• Task to complete:
Repeat each entry as written, dropping any picture you find.

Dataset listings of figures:
::::
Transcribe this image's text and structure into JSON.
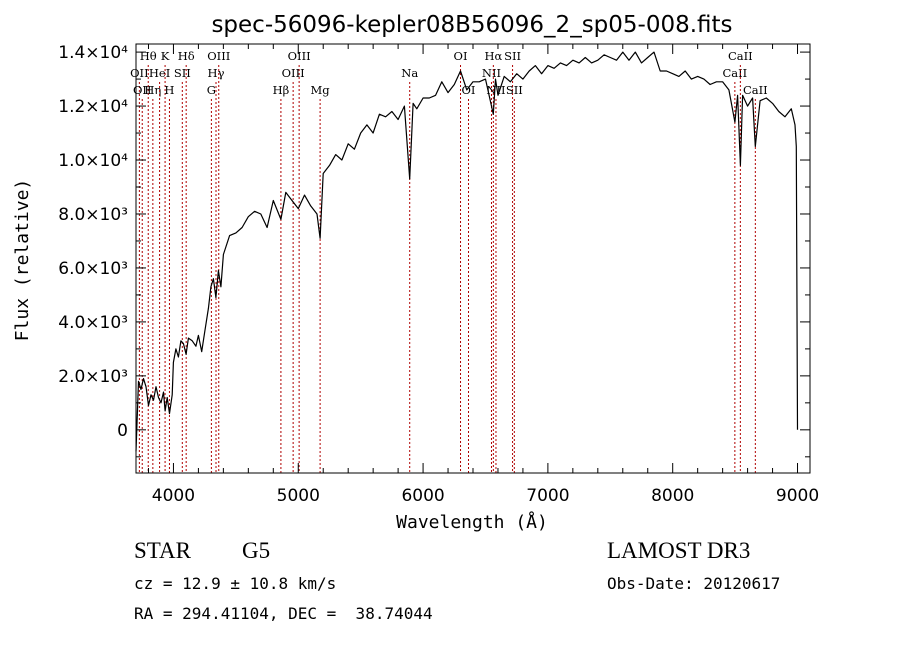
{
  "chart_data": {
    "type": "line",
    "title": "spec-56096-kepler08B56096_2_sp05-008.fits",
    "xlabel": "Wavelength (Å)",
    "ylabel": "Flux (relative)",
    "xlim": [
      3700,
      9100
    ],
    "ylim": [
      -1600,
      14300
    ],
    "xticks": [
      {
        "value": 4000,
        "label": "4000"
      },
      {
        "value": 5000,
        "label": "5000"
      },
      {
        "value": 6000,
        "label": "6000"
      },
      {
        "value": 7000,
        "label": "7000"
      },
      {
        "value": 8000,
        "label": "8000"
      },
      {
        "value": 9000,
        "label": "9000"
      }
    ],
    "yticks": [
      {
        "value": 0,
        "label": "0"
      },
      {
        "value": 2000,
        "label": "2.0×10³"
      },
      {
        "value": 4000,
        "label": "4.0×10³"
      },
      {
        "value": 6000,
        "label": "6.0×10³"
      },
      {
        "value": 8000,
        "label": "8.0×10³"
      },
      {
        "value": 10000,
        "label": "1.0×10⁴"
      },
      {
        "value": 12000,
        "label": "1.2×10⁴"
      },
      {
        "value": 14000,
        "label": "1.4×10⁴"
      }
    ],
    "series": [
      {
        "name": "spectrum",
        "x": [
          3700,
          3720,
          3740,
          3760,
          3780,
          3800,
          3820,
          3840,
          3860,
          3880,
          3900,
          3920,
          3933,
          3950,
          3968,
          3990,
          4000,
          4020,
          4040,
          4060,
          4080,
          4101,
          4120,
          4150,
          4180,
          4200,
          4226,
          4250,
          4280,
          4300,
          4320,
          4340,
          4360,
          4380,
          4400,
          4450,
          4500,
          4550,
          4600,
          4650,
          4700,
          4750,
          4800,
          4861,
          4900,
          4950,
          5000,
          5050,
          5100,
          5150,
          5175,
          5200,
          5250,
          5300,
          5350,
          5400,
          5450,
          5500,
          5550,
          5600,
          5650,
          5700,
          5750,
          5800,
          5850,
          5893,
          5920,
          5950,
          6000,
          6050,
          6100,
          6150,
          6200,
          6250,
          6300,
          6350,
          6400,
          6450,
          6500,
          6563,
          6580,
          6600,
          6650,
          6700,
          6750,
          6800,
          6850,
          6900,
          6950,
          7000,
          7050,
          7100,
          7150,
          7200,
          7250,
          7300,
          7350,
          7400,
          7450,
          7500,
          7550,
          7600,
          7650,
          7700,
          7750,
          7800,
          7850,
          7900,
          7950,
          8000,
          8050,
          8100,
          8150,
          8200,
          8250,
          8300,
          8350,
          8400,
          8450,
          8498,
          8520,
          8542,
          8560,
          8600,
          8640,
          8662,
          8700,
          8750,
          8800,
          8850,
          8900,
          8950,
          8980,
          8990,
          9000
        ],
        "y": [
          -800,
          1800,
          1500,
          1900,
          1600,
          900,
          1300,
          1100,
          1600,
          1200,
          1000,
          1400,
          700,
          1200,
          600,
          1300,
          2500,
          3000,
          2700,
          3300,
          3200,
          2800,
          3400,
          3300,
          3100,
          3500,
          2900,
          3600,
          4500,
          5300,
          5600,
          4900,
          5900,
          5300,
          6500,
          7200,
          7300,
          7500,
          7900,
          8100,
          8000,
          7500,
          8500,
          7800,
          8800,
          8500,
          8200,
          8700,
          8300,
          8000,
          7100,
          9500,
          9800,
          10200,
          10000,
          10600,
          10400,
          11000,
          11300,
          11000,
          11700,
          11600,
          11800,
          11500,
          12000,
          9300,
          12100,
          11900,
          12300,
          12300,
          12400,
          12900,
          12500,
          12800,
          13300,
          12600,
          12900,
          12900,
          13000,
          11700,
          13000,
          12400,
          13100,
          12900,
          13200,
          13000,
          13300,
          13500,
          13200,
          13500,
          13400,
          13600,
          13500,
          13700,
          13600,
          13800,
          13600,
          13700,
          13900,
          13800,
          13700,
          14000,
          13700,
          14000,
          13600,
          13800,
          14000,
          13300,
          13300,
          13200,
          13100,
          13300,
          13000,
          13100,
          13000,
          12800,
          12900,
          12900,
          12600,
          11400,
          12400,
          9800,
          12400,
          12000,
          12300,
          10500,
          12200,
          12300,
          12100,
          11800,
          11600,
          11900,
          11300,
          10500,
          0
        ]
      }
    ],
    "line_markers": [
      {
        "wl": 3727,
        "name": "OII",
        "row": 2
      },
      {
        "wl": 3750,
        "name": "OII",
        "row": 3
      },
      {
        "wl": 3798,
        "name": "Hθ",
        "row": 1
      },
      {
        "wl": 3835,
        "name": "Hη",
        "row": 3
      },
      {
        "wl": 3889,
        "name": "HeI",
        "row": 2
      },
      {
        "wl": 3933,
        "name": "K",
        "row": 1
      },
      {
        "wl": 3968,
        "name": "H",
        "row": 3
      },
      {
        "wl": 4071,
        "name": "SII",
        "row": 2
      },
      {
        "wl": 4102,
        "name": "Hδ",
        "row": 1
      },
      {
        "wl": 4304,
        "name": "G",
        "row": 3
      },
      {
        "wl": 4341,
        "name": "Hγ",
        "row": 2
      },
      {
        "wl": 4363,
        "name": "OIII",
        "row": 1
      },
      {
        "wl": 4861,
        "name": "Hβ",
        "row": 3
      },
      {
        "wl": 4959,
        "name": "OIII",
        "row": 2
      },
      {
        "wl": 5007,
        "name": "OIII",
        "row": 1
      },
      {
        "wl": 5175,
        "name": "Mg",
        "row": 3
      },
      {
        "wl": 5893,
        "name": "Na",
        "row": 2
      },
      {
        "wl": 6300,
        "name": "OI",
        "row": 1
      },
      {
        "wl": 6364,
        "name": "OI",
        "row": 3
      },
      {
        "wl": 6548,
        "name": "NII",
        "row": 2
      },
      {
        "wl": 6563,
        "name": "Hα",
        "row": 1
      },
      {
        "wl": 6584,
        "name": "NII",
        "row": 3
      },
      {
        "wl": 6717,
        "name": "SII",
        "row": 1
      },
      {
        "wl": 6731,
        "name": "SII",
        "row": 3
      },
      {
        "wl": 8498,
        "name": "CaII",
        "row": 2
      },
      {
        "wl": 8542,
        "name": "CaII",
        "row": 1
      },
      {
        "wl": 8662,
        "name": "CaII",
        "row": 3
      }
    ]
  },
  "info": {
    "class": "STAR",
    "subclass": "G5",
    "survey": "LAMOST DR3",
    "redshift": "cz = 12.9 ± 10.8 km/s",
    "obs_date": "Obs-Date: 20120617",
    "coords": "RA = 294.41104, DEC =  38.74044"
  }
}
::::
• Output for this task:
Transcribe this image's text and structure into JSON.
{
  "chart_data": {
    "type": "line",
    "title": "spec-56096-kepler08B56096_2_sp05-008.fits",
    "xlabel": "Wavelength (Å)",
    "ylabel": "Flux (relative)",
    "xlim": [
      3700,
      9100
    ],
    "ylim": [
      -1600,
      14300
    ],
    "xticks": [
      {
        "value": 4000,
        "label": "4000"
      },
      {
        "value": 5000,
        "label": "5000"
      },
      {
        "value": 6000,
        "label": "6000"
      },
      {
        "value": 7000,
        "label": "7000"
      },
      {
        "value": 8000,
        "label": "8000"
      },
      {
        "value": 9000,
        "label": "9000"
      }
    ],
    "yticks": [
      {
        "value": 0,
        "label": "0"
      },
      {
        "value": 2000,
        "label": "2.0×10³"
      },
      {
        "value": 4000,
        "label": "4.0×10³"
      },
      {
        "value": 6000,
        "label": "6.0×10³"
      },
      {
        "value": 8000,
        "label": "8.0×10³"
      },
      {
        "value": 10000,
        "label": "1.0×10⁴"
      },
      {
        "value": 12000,
        "label": "1.2×10⁴"
      },
      {
        "value": 14000,
        "label": "1.4×10⁴"
      }
    ],
    "series": [
      {
        "name": "spectrum",
        "x": [
          3700,
          3720,
          3740,
          3760,
          3780,
          3800,
          3820,
          3840,
          3860,
          3880,
          3900,
          3920,
          3933,
          3950,
          3968,
          3990,
          4000,
          4020,
          4040,
          4060,
          4080,
          4101,
          4120,
          4150,
          4180,
          4200,
          4226,
          4250,
          4280,
          4300,
          4320,
          4340,
          4360,
          4380,
          4400,
          4450,
          4500,
          4550,
          4600,
          4650,
          4700,
          4750,
          4800,
          4861,
          4900,
          4950,
          5000,
          5050,
          5100,
          5150,
          5175,
          5200,
          5250,
          5300,
          5350,
          5400,
          5450,
          5500,
          5550,
          5600,
          5650,
          5700,
          5750,
          5800,
          5850,
          5893,
          5920,
          5950,
          6000,
          6050,
          6100,
          6150,
          6200,
          6250,
          6300,
          6350,
          6400,
          6450,
          6500,
          6563,
          6580,
          6600,
          6650,
          6700,
          6750,
          6800,
          6850,
          6900,
          6950,
          7000,
          7050,
          7100,
          7150,
          7200,
          7250,
          7300,
          7350,
          7400,
          7450,
          7500,
          7550,
          7600,
          7650,
          7700,
          7750,
          7800,
          7850,
          7900,
          7950,
          8000,
          8050,
          8100,
          8150,
          8200,
          8250,
          8300,
          8350,
          8400,
          8450,
          8498,
          8520,
          8542,
          8560,
          8600,
          8640,
          8662,
          8700,
          8750,
          8800,
          8850,
          8900,
          8950,
          8980,
          8990,
          9000
        ],
        "y": [
          -800,
          1800,
          1500,
          1900,
          1600,
          900,
          1300,
          1100,
          1600,
          1200,
          1000,
          1400,
          700,
          1200,
          600,
          1300,
          2500,
          3000,
          2700,
          3300,
          3200,
          2800,
          3400,
          3300,
          3100,
          3500,
          2900,
          3600,
          4500,
          5300,
          5600,
          4900,
          5900,
          5300,
          6500,
          7200,
          7300,
          7500,
          7900,
          8100,
          8000,
          7500,
          8500,
          7800,
          8800,
          8500,
          8200,
          8700,
          8300,
          8000,
          7100,
          9500,
          9800,
          10200,
          10000,
          10600,
          10400,
          11000,
          11300,
          11000,
          11700,
          11600,
          11800,
          11500,
          12000,
          9300,
          12100,
          11900,
          12300,
          12300,
          12400,
          12900,
          12500,
          12800,
          13300,
          12600,
          12900,
          12900,
          13000,
          11700,
          13000,
          12400,
          13100,
          12900,
          13200,
          13000,
          13300,
          13500,
          13200,
          13500,
          13400,
          13600,
          13500,
          13700,
          13600,
          13800,
          13600,
          13700,
          13900,
          13800,
          13700,
          14000,
          13700,
          14000,
          13600,
          13800,
          14000,
          13300,
          13300,
          13200,
          13100,
          13300,
          13000,
          13100,
          13000,
          12800,
          12900,
          12900,
          12600,
          11400,
          12400,
          9800,
          12400,
          12000,
          12300,
          10500,
          12200,
          12300,
          12100,
          11800,
          11600,
          11900,
          11300,
          10500,
          0
        ]
      }
    ],
    "line_markers": [
      {
        "wl": 3727,
        "name": "OII",
        "row": 2
      },
      {
        "wl": 3750,
        "name": "OII",
        "row": 3
      },
      {
        "wl": 3798,
        "name": "Hθ",
        "row": 1
      },
      {
        "wl": 3835,
        "name": "Hη",
        "row": 3
      },
      {
        "wl": 3889,
        "name": "HeI",
        "row": 2
      },
      {
        "wl": 3933,
        "name": "K",
        "row": 1
      },
      {
        "wl": 3968,
        "name": "H",
        "row": 3
      },
      {
        "wl": 4071,
        "name": "SII",
        "row": 2
      },
      {
        "wl": 4102,
        "name": "Hδ",
        "row": 1
      },
      {
        "wl": 4304,
        "name": "G",
        "row": 3
      },
      {
        "wl": 4341,
        "name": "Hγ",
        "row": 2
      },
      {
        "wl": 4363,
        "name": "OIII",
        "row": 1
      },
      {
        "wl": 4861,
        "name": "Hβ",
        "row": 3
      },
      {
        "wl": 4959,
        "name": "OIII",
        "row": 2
      },
      {
        "wl": 5007,
        "name": "OIII",
        "row": 1
      },
      {
        "wl": 5175,
        "name": "Mg",
        "row": 3
      },
      {
        "wl": 5893,
        "name": "Na",
        "row": 2
      },
      {
        "wl": 6300,
        "name": "OI",
        "row": 1
      },
      {
        "wl": 6364,
        "name": "OI",
        "row": 3
      },
      {
        "wl": 6548,
        "name": "NII",
        "row": 2
      },
      {
        "wl": 6563,
        "name": "Hα",
        "row": 1
      },
      {
        "wl": 6584,
        "name": "NII",
        "row": 3
      },
      {
        "wl": 6717,
        "name": "SII",
        "row": 1
      },
      {
        "wl": 6731,
        "name": "SII",
        "row": 3
      },
      {
        "wl": 8498,
        "name": "CaII",
        "row": 2
      },
      {
        "wl": 8542,
        "name": "CaII",
        "row": 1
      },
      {
        "wl": 8662,
        "name": "CaII",
        "row": 3
      }
    ]
  },
  "info": {
    "class": "STAR",
    "subclass": "G5",
    "survey": "LAMOST DR3",
    "redshift": "cz = 12.9 ± 10.8 km/s",
    "obs_date": "Obs-Date: 20120617",
    "coords": "RA = 294.41104, DEC =  38.74044"
  }
}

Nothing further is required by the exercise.